Text »
►
Discussion and conclusions

  1. It was submitted on the part of Bartholomews that there plainly were legitimate business interests requiring protection, namely its customer connection and its confidential information. Moreover on a true construction of clause 10.2, it was a non-dealing covenant which went no further than was necessary to protect those legitimate business interests since:

i) It was limited in time, namely 6 months, which was no longer than reasonably necessary to provide Bartholomews with the opportunity for it to introduce one of its other agronomists to customers who had been serviced by the Respondent and for that agronomist to develop a relationship with those customers, having regard to the evidence as to peak farming periods;

ii) It was limited to the supply of goods or services of a similar nature to those supplied by the Respondent in competition with Bartholomews;

iii) It was limited to dealings with Bartholomews' existing customers, a necessary provision to protect confidentiality and customer connection because of the Respondent's possession of confidential information relating to Bartholomews' business. In this regard reliance was placed on the authorities of GW Plowman & Son Ltd v Ash [1964] 1WLR 568, Business Seating v Broad [1998] ICR 729 and Dentmaster (UK) Ltd v Kent [1977] IRLR 636 to support the validity of a covenant of short duration, regardless of whether or not the employee concerned had himself had any recent connection and / or notwithstanding the absence of a so-called backstop temporal limit.
◄
Tasks »
A – According to the discussion of clause 10.2, how long was the covenant limited to?
B – Copy the discussion of clause 10.2 word for word, between "ii) It was limited to the" and "backstop temporal limit.", inclusive.

Information shown »
►
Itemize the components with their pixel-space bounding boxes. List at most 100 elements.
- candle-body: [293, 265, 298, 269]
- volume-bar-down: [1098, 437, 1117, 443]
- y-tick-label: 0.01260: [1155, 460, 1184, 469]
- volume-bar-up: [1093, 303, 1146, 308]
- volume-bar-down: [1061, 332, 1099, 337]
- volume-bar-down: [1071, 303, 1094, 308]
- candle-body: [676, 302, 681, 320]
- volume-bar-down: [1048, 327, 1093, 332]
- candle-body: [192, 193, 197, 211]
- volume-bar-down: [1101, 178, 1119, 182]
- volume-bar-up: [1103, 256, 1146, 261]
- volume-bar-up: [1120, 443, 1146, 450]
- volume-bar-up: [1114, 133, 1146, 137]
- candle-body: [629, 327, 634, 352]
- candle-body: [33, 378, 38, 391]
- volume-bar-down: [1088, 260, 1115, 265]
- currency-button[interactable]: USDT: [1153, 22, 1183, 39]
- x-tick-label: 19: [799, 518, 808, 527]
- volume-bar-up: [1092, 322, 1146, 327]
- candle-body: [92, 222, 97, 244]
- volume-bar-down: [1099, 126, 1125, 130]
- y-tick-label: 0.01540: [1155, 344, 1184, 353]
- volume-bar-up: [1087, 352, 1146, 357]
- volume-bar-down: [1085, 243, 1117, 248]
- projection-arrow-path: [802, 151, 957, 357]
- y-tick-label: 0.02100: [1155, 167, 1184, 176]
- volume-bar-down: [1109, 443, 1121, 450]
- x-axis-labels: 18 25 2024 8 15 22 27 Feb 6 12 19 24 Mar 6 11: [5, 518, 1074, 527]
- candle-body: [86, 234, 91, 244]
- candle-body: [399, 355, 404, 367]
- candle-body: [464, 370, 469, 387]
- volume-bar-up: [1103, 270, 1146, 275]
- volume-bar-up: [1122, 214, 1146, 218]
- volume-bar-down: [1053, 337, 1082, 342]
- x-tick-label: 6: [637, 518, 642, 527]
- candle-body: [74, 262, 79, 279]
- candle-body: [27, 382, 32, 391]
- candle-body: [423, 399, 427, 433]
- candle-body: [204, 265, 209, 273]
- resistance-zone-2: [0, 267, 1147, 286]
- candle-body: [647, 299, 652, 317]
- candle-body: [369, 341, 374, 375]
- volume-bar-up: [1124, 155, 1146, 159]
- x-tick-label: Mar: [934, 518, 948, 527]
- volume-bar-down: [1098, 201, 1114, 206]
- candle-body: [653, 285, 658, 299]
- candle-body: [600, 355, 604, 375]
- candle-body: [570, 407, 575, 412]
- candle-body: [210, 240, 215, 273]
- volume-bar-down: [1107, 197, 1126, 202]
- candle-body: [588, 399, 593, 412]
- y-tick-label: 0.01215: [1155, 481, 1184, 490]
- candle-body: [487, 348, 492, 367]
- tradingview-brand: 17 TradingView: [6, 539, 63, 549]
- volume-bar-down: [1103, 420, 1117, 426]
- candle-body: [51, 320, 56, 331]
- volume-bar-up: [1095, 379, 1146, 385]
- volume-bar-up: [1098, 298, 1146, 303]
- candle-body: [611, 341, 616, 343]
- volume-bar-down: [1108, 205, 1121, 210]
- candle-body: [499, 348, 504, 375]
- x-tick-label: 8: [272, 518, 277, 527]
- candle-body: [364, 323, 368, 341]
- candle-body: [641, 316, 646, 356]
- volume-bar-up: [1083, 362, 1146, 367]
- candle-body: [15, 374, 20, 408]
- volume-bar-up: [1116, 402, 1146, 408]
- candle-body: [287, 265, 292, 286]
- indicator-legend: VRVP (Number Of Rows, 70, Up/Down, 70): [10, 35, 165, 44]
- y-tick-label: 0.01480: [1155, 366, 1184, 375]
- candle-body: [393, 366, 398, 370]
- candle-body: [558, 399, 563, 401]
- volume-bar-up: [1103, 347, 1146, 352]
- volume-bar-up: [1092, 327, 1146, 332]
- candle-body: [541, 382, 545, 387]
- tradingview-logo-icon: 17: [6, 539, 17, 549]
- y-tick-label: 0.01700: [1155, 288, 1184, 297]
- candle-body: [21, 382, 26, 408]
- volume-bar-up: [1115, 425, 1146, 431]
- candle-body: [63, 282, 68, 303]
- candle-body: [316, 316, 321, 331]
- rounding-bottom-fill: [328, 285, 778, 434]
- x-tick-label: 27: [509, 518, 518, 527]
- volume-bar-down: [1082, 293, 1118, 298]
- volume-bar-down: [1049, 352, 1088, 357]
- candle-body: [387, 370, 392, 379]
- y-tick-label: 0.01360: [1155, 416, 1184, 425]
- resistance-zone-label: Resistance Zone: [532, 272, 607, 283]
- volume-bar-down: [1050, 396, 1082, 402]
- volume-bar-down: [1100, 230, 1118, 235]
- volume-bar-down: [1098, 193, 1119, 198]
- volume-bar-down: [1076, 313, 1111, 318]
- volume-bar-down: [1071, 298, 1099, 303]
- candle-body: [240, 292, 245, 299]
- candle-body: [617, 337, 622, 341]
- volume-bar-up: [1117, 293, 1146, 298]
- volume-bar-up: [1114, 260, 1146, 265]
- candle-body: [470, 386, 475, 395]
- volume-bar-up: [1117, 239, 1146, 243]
◄
Exercise results »
A – 6 months.

B –
ii) It was limited to the supply of goods or services of a similar nature to those supplied by the Respondent in competition with Bartholomews;

iii) It was limited to dealings with Bartholomews' existing customers, a necessary provision to protect confidentiality and customer connection because of the Respondent's possession of confidential information relating to Bartholomews' business. In this regard reliance was placed on the authorities of GW Plowman & Son Ltd v Ash [1964] 1WLR 568, Business Seating v Broad [1998] ICR 729 and Dentmaster (UK) Ltd v Kent [1977] IRLR 636 to support the validity of a covenant of short duration, regardless of whether or not the employee concerned had himself had any recent connection and / or notwithstanding the absence of a so-called backstop temporal limit.